◆ EXERCISE INSTRUCTIONS ◆
Quote all entries in full, exactly.
══ RECORDS TO USE ══
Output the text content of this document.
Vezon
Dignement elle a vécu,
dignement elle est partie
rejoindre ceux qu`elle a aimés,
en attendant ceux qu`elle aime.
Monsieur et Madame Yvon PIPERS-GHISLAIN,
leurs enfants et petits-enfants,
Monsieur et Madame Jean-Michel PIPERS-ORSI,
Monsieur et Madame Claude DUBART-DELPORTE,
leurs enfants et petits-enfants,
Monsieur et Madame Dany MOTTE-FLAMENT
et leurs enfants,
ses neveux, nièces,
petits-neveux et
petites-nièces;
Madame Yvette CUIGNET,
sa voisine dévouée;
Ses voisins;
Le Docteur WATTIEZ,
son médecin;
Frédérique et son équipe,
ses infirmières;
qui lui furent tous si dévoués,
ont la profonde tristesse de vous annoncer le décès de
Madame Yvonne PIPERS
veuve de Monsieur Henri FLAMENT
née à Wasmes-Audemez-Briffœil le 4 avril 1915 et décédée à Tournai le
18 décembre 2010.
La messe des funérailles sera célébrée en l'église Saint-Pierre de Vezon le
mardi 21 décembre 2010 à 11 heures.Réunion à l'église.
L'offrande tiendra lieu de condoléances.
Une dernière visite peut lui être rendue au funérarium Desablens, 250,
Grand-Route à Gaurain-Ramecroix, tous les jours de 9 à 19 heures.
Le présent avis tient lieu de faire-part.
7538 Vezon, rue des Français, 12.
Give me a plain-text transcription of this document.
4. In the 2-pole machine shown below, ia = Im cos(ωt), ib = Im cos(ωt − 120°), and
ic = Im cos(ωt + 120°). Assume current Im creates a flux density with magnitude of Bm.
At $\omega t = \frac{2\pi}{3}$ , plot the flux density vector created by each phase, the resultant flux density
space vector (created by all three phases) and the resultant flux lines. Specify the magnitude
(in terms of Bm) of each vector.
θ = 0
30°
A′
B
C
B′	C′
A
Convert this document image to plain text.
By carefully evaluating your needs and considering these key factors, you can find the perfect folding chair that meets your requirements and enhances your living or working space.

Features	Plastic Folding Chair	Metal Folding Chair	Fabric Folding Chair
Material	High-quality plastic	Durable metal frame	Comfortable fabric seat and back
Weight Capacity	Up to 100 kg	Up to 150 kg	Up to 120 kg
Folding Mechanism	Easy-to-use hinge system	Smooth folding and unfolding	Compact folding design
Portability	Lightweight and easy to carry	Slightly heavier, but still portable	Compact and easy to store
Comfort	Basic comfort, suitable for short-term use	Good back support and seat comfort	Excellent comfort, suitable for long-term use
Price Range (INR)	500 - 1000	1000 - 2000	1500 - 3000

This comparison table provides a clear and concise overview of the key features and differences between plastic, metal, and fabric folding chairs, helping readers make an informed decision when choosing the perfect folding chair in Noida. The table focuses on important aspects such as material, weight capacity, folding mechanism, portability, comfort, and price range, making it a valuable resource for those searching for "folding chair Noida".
═══
◆ RESPONSE ◆
Output the text content of this document.
Vezon
Dignement elle a vécu,
dignement elle est partie
rejoindre ceux qu`elle a aimés,
en attendant ceux qu`elle aime.
Monsieur et Madame Yvon PIPERS-GHISLAIN,
leurs enfants et petits-enfants,
Monsieur et Madame Jean-Michel PIPERS-ORSI,
Monsieur et Madame Claude DUBART-DELPORTE,
leurs enfants et petits-enfants,
Monsieur et Madame Dany MOTTE-FLAMENT
et leurs enfants,
ses neveux, nièces,
petits-neveux et
petites-nièces;
Madame Yvette CUIGNET,
sa voisine dévouée;
Ses voisins;
Le Docteur WATTIEZ,
son médecin;
Frédérique et son équipe,
ses infirmières;
qui lui furent tous si dévoués,
ont la profonde tristesse de vous annoncer le décès de
Madame Yvonne PIPERS
veuve de Monsieur Henri FLAMENT
née à Wasmes-Audemez-Briffœil le 4 avril 1915 et décédée à Tournai le
18 décembre 2010.
La messe des funérailles sera célébrée en l'église Saint-Pierre de Vezon le
mardi 21 décembre 2010 à 11 heures.Réunion à l'église.
L'offrande tiendra lieu de condoléances.
Une dernière visite peut lui être rendue au funérarium Desablens, 250,
Grand-Route à Gaurain-Ramecroix, tous les jours de 9 à 19 heures.
Le présent avis tient lieu de faire-part.
7538 Vezon, rue des Français, 12.
Give me a plain-text transcription of this document.
4. In the 2-pole machine shown below, ia = Im cos(ωt), ib = Im cos(ωt − 120°), and
ic = Im cos(ωt + 120°). Assume current Im creates a flux density with magnitude of Bm.
At $\omega t = \frac{2\pi}{3}$ , plot the flux density vector created by each phase, the resultant flux density
space vector (created by all three phases) and the resultant flux lines. Specify the magnitude
(in terms of Bm) of each vector.
θ = 0
30°
A′
B
C
B′	C′
A
Convert this document image to plain text.
By carefully evaluating your needs and considering these key factors, you can find the perfect folding chair that meets your requirements and enhances your living or working space.

Features	Plastic Folding Chair	Metal Folding Chair	Fabric Folding Chair
Material	High-quality plastic	Durable metal frame	Comfortable fabric seat and back
Weight Capacity	Up to 100 kg	Up to 150 kg	Up to 120 kg
Folding Mechanism	Easy-to-use hinge system	Smooth folding and unfolding	Compact folding design
Portability	Lightweight and easy to carry	Slightly heavier, but still portable	Compact and easy to store
Comfort	Basic comfort, suitable for short-term use	Good back support and seat comfort	Excellent comfort, suitable for long-term use
Price Range (INR)	500 - 1000	1000 - 2000	1500 - 3000

This comparison table provides a clear and concise overview of the key features and differences between plastic, metal, and fabric folding chairs, helping readers make an informed decision when choosing the perfect folding chair in Noida. The table focuses on important aspects such as material, weight capacity, folding mechanism, portability, comfort, and price range, making it a valuable resource for those searching for "folding chair Noida".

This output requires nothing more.